A block of data
┄┄┄┄┄┄┄┄┄┄

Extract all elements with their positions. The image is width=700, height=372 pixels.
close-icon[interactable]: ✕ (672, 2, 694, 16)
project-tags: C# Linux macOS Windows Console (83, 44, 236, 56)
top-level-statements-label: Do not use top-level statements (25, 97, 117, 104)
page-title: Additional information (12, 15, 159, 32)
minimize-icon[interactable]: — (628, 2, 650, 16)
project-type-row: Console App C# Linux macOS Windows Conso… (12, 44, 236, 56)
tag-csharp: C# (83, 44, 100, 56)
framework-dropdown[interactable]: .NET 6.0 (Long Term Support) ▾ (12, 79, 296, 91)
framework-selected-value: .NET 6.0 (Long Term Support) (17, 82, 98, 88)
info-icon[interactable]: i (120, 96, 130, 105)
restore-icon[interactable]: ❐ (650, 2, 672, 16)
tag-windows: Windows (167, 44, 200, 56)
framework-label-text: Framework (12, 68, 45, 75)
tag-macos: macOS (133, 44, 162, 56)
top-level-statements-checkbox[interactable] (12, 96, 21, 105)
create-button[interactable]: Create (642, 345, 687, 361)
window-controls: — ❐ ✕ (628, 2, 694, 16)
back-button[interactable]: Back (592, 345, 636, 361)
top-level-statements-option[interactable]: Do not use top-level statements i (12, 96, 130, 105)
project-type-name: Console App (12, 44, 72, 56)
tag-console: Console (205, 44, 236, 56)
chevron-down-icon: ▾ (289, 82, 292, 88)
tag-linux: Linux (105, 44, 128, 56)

┄┄┄┄┄┄┄┄┄┄

● **Exercise**: Copy out every line of the block of data above word for word, changing nothing.

● **Result for this task**:
Extract all elements with their positions. The image is width=700, height=372 pixels.
close-icon[interactable]: ✕ (672, 2, 694, 16)
project-tags: C# Linux macOS Windows Console (83, 44, 236, 56)
top-level-statements-label: Do not use top-level statements (25, 97, 117, 104)
page-title: Additional information (12, 15, 159, 32)
minimize-icon[interactable]: — (628, 2, 650, 16)
project-type-row: Console App C# Linux macOS Windows Conso… (12, 44, 236, 56)
tag-csharp: C# (83, 44, 100, 56)
framework-dropdown[interactable]: .NET 6.0 (Long Term Support) ▾ (12, 79, 296, 91)
framework-selected-value: .NET 6.0 (Long Term Support) (17, 82, 98, 88)
info-icon[interactable]: i (120, 96, 130, 105)
restore-icon[interactable]: ❐ (650, 2, 672, 16)
tag-windows: Windows (167, 44, 200, 56)
framework-label-text: Framework (12, 68, 45, 75)
tag-macos: macOS (133, 44, 162, 56)
top-level-statements-checkbox[interactable] (12, 96, 21, 105)
create-button[interactable]: Create (642, 345, 687, 361)
window-controls: — ❐ ✕ (628, 2, 694, 16)
back-button[interactable]: Back (592, 345, 636, 361)
top-level-statements-option[interactable]: Do not use top-level statements i (12, 96, 130, 105)
project-type-name: Console App (12, 44, 72, 56)
tag-console: Console (205, 44, 236, 56)
chevron-down-icon: ▾ (289, 82, 292, 88)
tag-linux: Linux (105, 44, 128, 56)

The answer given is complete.